▼▼▼
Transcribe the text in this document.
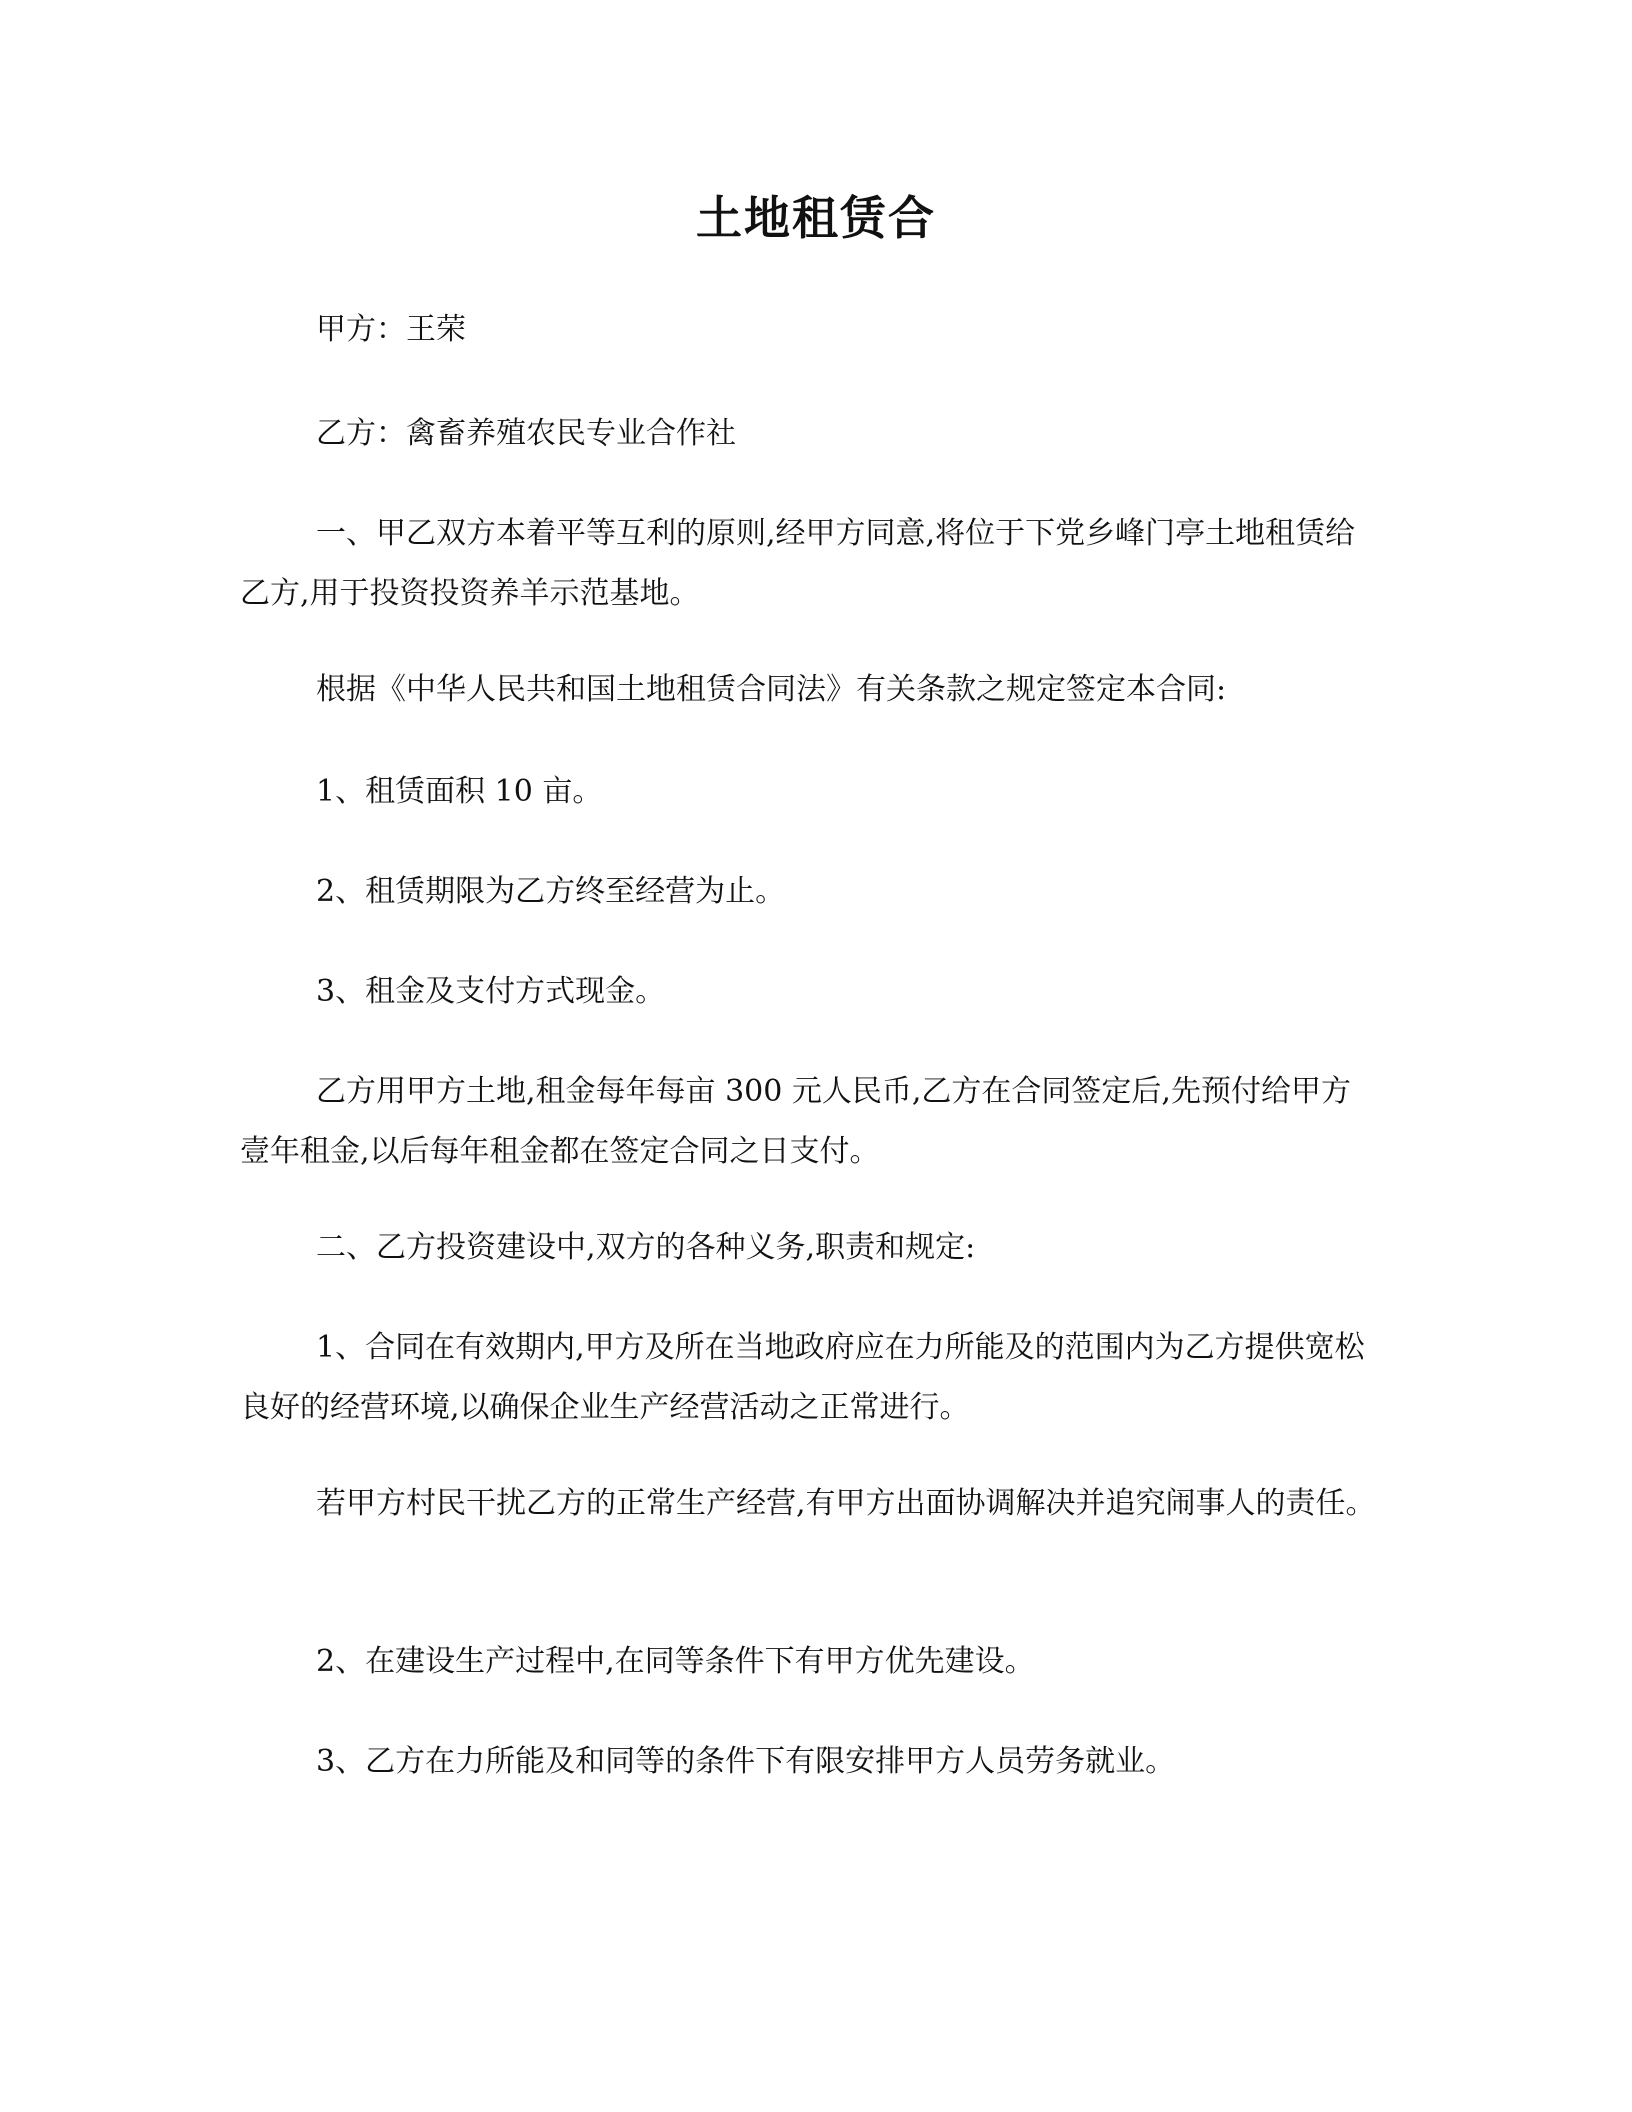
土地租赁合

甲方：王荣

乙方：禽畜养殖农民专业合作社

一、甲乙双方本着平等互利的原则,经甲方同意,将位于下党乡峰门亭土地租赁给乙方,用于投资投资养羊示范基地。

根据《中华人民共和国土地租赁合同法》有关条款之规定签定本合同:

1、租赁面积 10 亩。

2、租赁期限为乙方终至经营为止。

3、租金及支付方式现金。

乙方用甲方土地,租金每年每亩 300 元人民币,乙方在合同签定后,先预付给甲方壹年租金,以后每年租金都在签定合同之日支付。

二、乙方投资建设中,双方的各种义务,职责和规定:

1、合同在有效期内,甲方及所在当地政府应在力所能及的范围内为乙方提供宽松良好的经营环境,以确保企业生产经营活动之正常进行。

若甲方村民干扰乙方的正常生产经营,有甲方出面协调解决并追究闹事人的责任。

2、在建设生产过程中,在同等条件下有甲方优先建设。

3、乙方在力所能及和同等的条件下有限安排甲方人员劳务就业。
▲▲▲
:: What this task involves ::
Leave the pictures out and reproduce all of the records exactly.

:: Finished task ::
Transcribe the text in this document.
土地租赁合

甲方：王荣

乙方：禽畜养殖农民专业合作社

一、甲乙双方本着平等互利的原则,经甲方同意,将位于下党乡峰门亭土地租赁给乙方,用于投资投资养羊示范基地。

根据《中华人民共和国土地租赁合同法》有关条款之规定签定本合同:

1、租赁面积 10 亩。

2、租赁期限为乙方终至经营为止。

3、租金及支付方式现金。

乙方用甲方土地,租金每年每亩 300 元人民币,乙方在合同签定后,先预付给甲方壹年租金,以后每年租金都在签定合同之日支付。

二、乙方投资建设中,双方的各种义务,职责和规定:

1、合同在有效期内,甲方及所在当地政府应在力所能及的范围内为乙方提供宽松良好的经营环境,以确保企业生产经营活动之正常进行。

若甲方村民干扰乙方的正常生产经营,有甲方出面协调解决并追究闹事人的责任。

2、在建设生产过程中,在同等条件下有甲方优先建设。

3、乙方在力所能及和同等的条件下有限安排甲方人员劳务就业。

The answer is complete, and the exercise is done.